Recorded data
__________

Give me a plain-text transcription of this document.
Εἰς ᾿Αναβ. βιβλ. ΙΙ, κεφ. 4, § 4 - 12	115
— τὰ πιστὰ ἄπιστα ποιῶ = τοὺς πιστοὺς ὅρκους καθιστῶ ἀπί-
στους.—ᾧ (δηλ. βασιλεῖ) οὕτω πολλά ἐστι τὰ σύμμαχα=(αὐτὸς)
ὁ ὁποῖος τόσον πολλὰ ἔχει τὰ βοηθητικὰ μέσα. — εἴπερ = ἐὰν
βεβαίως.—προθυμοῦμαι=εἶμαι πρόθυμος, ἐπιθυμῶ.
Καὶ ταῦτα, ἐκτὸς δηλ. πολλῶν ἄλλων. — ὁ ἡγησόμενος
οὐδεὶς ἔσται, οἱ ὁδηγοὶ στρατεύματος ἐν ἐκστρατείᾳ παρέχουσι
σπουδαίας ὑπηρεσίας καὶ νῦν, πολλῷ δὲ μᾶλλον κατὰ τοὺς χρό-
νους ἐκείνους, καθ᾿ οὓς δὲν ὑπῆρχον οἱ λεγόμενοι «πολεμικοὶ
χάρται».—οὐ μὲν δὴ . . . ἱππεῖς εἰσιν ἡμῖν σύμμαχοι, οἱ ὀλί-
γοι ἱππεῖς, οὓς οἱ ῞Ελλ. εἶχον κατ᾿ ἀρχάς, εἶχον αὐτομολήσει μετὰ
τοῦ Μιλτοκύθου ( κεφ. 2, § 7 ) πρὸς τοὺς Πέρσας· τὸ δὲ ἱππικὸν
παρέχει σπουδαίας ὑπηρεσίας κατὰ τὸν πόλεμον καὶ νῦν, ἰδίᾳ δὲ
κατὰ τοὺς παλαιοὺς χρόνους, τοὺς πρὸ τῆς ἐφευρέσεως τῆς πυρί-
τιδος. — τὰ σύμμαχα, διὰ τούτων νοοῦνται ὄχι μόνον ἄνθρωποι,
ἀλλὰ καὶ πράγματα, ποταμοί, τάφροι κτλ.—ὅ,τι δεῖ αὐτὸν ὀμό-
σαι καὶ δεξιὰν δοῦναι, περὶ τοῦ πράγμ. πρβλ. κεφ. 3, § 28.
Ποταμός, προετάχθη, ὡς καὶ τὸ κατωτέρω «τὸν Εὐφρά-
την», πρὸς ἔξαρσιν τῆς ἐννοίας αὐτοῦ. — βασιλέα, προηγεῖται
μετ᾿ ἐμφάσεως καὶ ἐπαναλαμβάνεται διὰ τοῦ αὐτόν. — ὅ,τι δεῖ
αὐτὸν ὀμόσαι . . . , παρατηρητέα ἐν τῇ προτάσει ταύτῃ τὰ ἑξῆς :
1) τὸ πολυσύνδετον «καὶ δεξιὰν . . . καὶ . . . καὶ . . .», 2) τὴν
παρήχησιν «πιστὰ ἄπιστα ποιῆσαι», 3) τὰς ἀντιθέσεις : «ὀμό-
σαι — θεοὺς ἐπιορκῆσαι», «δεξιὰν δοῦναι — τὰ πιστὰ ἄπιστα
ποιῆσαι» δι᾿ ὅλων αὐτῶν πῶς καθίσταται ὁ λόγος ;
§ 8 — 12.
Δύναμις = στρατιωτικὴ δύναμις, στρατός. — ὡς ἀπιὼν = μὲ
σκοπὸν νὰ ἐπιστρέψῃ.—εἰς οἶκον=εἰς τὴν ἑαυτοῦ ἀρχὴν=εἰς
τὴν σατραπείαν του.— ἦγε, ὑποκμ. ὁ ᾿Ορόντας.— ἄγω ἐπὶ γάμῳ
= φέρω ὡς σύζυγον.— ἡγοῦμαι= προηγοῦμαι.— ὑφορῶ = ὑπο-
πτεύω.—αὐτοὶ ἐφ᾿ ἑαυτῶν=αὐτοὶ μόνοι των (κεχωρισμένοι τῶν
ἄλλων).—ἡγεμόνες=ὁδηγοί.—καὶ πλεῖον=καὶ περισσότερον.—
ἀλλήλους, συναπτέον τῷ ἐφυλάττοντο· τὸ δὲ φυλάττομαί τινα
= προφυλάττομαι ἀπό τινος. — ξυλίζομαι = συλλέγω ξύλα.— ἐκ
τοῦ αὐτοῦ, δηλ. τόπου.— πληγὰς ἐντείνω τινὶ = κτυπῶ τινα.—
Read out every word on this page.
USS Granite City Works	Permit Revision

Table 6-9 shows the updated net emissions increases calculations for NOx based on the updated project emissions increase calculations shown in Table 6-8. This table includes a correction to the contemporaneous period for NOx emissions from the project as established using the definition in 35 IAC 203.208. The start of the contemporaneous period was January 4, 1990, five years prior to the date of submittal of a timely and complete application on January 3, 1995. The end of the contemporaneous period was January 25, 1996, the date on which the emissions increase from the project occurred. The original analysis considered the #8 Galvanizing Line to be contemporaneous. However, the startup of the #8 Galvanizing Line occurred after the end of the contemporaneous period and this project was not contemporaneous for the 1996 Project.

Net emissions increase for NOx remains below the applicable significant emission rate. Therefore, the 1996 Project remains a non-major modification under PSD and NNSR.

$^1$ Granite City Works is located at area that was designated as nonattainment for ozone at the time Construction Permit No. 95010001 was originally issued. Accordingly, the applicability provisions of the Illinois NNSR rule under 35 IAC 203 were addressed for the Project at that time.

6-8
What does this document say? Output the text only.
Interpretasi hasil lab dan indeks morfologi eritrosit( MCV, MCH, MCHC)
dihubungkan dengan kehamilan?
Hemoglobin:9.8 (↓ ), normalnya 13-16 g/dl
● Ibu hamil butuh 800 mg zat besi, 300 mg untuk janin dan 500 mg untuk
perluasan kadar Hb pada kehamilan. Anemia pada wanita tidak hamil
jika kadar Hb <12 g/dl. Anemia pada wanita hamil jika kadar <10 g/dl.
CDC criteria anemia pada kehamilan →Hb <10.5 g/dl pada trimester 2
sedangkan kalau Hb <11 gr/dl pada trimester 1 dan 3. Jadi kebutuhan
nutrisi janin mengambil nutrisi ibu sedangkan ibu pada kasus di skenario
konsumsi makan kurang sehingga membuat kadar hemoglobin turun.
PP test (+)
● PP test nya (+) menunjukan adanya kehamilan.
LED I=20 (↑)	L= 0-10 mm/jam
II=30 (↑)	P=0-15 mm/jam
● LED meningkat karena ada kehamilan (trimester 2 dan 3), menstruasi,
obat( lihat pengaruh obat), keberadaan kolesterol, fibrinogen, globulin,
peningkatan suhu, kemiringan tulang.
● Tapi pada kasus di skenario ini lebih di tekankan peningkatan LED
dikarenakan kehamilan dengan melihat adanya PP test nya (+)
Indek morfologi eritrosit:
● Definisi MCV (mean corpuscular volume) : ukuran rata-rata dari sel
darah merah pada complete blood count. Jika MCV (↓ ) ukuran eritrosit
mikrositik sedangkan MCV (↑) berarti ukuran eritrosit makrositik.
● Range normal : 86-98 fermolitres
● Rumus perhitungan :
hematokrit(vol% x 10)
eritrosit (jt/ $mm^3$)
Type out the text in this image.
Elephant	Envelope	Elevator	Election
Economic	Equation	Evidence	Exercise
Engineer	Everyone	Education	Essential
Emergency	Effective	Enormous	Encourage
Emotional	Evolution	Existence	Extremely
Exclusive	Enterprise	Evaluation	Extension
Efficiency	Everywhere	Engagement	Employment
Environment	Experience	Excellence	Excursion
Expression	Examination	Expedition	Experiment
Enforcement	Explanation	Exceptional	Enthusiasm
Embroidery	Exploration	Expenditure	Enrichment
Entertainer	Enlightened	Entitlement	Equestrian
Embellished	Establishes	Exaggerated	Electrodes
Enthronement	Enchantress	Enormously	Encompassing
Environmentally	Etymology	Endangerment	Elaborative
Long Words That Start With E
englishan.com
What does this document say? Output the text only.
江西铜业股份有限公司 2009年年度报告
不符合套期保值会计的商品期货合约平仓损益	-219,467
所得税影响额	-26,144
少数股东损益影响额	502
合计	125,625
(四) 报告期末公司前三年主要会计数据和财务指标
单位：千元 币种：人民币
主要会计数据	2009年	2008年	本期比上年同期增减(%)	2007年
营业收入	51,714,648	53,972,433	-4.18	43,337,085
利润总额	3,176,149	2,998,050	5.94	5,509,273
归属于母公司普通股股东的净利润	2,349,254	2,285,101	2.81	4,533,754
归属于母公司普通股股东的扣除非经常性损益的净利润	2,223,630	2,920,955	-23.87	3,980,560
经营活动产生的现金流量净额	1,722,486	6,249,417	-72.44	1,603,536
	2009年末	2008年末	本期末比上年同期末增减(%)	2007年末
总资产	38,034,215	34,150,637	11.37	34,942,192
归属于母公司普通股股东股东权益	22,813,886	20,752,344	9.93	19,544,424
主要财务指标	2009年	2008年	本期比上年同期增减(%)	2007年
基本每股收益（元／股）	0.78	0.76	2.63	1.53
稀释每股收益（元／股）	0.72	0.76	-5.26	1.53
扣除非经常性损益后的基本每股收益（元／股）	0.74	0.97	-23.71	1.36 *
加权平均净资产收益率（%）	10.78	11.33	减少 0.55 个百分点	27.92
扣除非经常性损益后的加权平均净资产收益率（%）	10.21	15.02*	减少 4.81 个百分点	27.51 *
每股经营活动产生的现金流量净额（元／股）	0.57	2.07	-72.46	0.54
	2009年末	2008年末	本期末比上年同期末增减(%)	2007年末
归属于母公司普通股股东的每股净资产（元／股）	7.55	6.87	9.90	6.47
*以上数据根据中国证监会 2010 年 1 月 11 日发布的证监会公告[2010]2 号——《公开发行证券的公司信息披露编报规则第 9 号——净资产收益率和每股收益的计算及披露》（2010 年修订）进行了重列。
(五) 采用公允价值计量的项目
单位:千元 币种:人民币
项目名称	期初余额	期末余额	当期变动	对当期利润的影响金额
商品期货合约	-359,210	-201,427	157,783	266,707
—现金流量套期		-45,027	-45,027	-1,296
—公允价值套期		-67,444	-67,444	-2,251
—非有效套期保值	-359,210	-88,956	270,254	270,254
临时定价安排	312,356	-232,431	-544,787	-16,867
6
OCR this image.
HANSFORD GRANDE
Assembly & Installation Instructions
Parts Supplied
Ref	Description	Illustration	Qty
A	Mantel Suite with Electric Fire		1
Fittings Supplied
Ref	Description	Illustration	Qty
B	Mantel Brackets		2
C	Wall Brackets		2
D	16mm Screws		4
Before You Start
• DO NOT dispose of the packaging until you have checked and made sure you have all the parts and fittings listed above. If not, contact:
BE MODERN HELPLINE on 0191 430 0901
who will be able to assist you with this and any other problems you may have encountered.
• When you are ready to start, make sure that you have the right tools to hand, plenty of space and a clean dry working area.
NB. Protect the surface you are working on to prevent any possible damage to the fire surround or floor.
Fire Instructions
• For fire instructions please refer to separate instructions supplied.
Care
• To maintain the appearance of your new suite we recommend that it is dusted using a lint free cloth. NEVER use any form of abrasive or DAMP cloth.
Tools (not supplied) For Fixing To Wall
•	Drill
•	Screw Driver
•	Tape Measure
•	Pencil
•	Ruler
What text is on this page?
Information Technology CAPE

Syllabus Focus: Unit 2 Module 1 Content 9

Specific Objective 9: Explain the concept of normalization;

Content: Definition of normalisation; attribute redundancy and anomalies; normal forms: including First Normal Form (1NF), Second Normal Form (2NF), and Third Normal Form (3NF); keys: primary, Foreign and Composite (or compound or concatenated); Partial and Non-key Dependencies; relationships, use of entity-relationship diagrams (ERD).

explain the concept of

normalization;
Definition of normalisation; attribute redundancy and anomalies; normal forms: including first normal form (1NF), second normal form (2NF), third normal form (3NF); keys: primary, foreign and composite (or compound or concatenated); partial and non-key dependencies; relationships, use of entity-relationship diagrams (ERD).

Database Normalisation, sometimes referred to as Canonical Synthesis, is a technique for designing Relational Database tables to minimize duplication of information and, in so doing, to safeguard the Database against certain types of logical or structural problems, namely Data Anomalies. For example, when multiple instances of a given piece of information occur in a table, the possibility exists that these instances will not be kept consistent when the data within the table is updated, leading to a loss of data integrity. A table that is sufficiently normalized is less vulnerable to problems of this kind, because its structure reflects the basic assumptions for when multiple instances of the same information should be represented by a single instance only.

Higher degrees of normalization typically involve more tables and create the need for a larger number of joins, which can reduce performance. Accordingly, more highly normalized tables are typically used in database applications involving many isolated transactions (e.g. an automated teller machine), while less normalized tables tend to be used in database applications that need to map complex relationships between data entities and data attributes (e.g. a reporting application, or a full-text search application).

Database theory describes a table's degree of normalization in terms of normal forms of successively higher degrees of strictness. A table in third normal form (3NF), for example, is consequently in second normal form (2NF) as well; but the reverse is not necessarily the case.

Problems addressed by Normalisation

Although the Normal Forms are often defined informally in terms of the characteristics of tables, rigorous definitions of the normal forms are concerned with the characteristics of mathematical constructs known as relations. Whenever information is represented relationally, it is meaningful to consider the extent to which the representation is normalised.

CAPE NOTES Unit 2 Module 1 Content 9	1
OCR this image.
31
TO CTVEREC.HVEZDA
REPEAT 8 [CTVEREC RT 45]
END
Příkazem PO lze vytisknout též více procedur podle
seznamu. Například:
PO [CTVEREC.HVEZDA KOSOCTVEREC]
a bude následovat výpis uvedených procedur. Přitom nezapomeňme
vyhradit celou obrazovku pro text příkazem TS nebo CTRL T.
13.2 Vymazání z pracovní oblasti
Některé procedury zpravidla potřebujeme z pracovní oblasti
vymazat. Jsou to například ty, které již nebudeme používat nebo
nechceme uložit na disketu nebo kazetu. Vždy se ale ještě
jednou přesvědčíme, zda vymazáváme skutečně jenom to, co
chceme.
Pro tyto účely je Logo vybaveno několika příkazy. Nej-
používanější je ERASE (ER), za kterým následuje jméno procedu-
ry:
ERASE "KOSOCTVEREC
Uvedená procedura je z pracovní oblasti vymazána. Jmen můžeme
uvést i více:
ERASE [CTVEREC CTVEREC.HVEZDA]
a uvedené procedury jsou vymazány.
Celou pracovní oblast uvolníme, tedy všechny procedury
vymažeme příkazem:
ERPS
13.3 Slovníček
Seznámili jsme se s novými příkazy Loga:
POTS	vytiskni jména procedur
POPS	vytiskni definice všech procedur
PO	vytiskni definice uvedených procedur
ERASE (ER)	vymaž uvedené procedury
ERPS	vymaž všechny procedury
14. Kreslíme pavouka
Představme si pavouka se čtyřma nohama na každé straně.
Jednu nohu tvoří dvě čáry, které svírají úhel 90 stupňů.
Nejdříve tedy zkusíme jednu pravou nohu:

__________

Problem description: Copy each line that holds the word "area".

Solved problem:
$^1$ Granite City Works is located at area that was designated as nonattainment for ozone at the time Construction Permit No. 95010001 was originally issued. Accordingly, the applicability provisions of the Illinois NNSR rule under 35 IAC 203 were addressed for the Project at that time.
• When you are ready to start, make sure that you have the right tools to hand, plenty of space and a clean dry working area.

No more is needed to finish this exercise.